[begin Recorded information]
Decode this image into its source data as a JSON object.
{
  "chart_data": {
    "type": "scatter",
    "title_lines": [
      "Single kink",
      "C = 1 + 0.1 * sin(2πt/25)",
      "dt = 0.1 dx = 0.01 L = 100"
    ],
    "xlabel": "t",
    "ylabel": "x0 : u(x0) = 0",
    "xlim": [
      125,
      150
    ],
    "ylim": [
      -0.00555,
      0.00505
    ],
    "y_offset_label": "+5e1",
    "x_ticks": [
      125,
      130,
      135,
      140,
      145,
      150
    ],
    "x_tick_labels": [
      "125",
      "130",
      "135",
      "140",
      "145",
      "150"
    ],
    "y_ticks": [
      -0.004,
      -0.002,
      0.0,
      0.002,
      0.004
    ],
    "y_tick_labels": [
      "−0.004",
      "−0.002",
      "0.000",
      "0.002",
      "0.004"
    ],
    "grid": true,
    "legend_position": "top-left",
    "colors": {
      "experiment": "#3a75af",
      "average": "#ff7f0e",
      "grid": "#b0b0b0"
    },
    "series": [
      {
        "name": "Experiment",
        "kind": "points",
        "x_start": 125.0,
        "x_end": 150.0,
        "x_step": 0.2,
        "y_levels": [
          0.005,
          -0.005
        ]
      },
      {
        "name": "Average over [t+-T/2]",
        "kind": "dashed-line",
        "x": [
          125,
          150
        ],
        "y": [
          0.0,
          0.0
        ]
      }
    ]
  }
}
[end Recorded information]
What you will do> Reproduce the listing above verbatim, from first line to last.

Result of the exercise>
Decode this image into its source data as a JSON object.
{
  "chart_data": {
    "type": "scatter",
    "title_lines": [
      "Single kink",
      "C = 1 + 0.1 * sin(2πt/25)",
      "dt = 0.1 dx = 0.01 L = 100"
    ],
    "xlabel": "t",
    "ylabel": "x0 : u(x0) = 0",
    "xlim": [
      125,
      150
    ],
    "ylim": [
      -0.00555,
      0.00505
    ],
    "y_offset_label": "+5e1",
    "x_ticks": [
      125,
      130,
      135,
      140,
      145,
      150
    ],
    "x_tick_labels": [
      "125",
      "130",
      "135",
      "140",
      "145",
      "150"
    ],
    "y_ticks": [
      -0.004,
      -0.002,
      0.0,
      0.002,
      0.004
    ],
    "y_tick_labels": [
      "−0.004",
      "−0.002",
      "0.000",
      "0.002",
      "0.004"
    ],
    "grid": true,
    "legend_position": "top-left",
    "colors": {
      "experiment": "#3a75af",
      "average": "#ff7f0e",
      "grid": "#b0b0b0"
    },
    "series": [
      {
        "name": "Experiment",
        "kind": "points",
        "x_start": 125.0,
        "x_end": 150.0,
        "x_step": 0.2,
        "y_levels": [
          0.005,
          -0.005
        ]
      },
      {
        "name": "Average over [t+-T/2]",
        "kind": "dashed-line",
        "x": [
          125,
          150
        ],
        "y": [
          0.0,
          0.0
        ]
      }
    ]
  }
}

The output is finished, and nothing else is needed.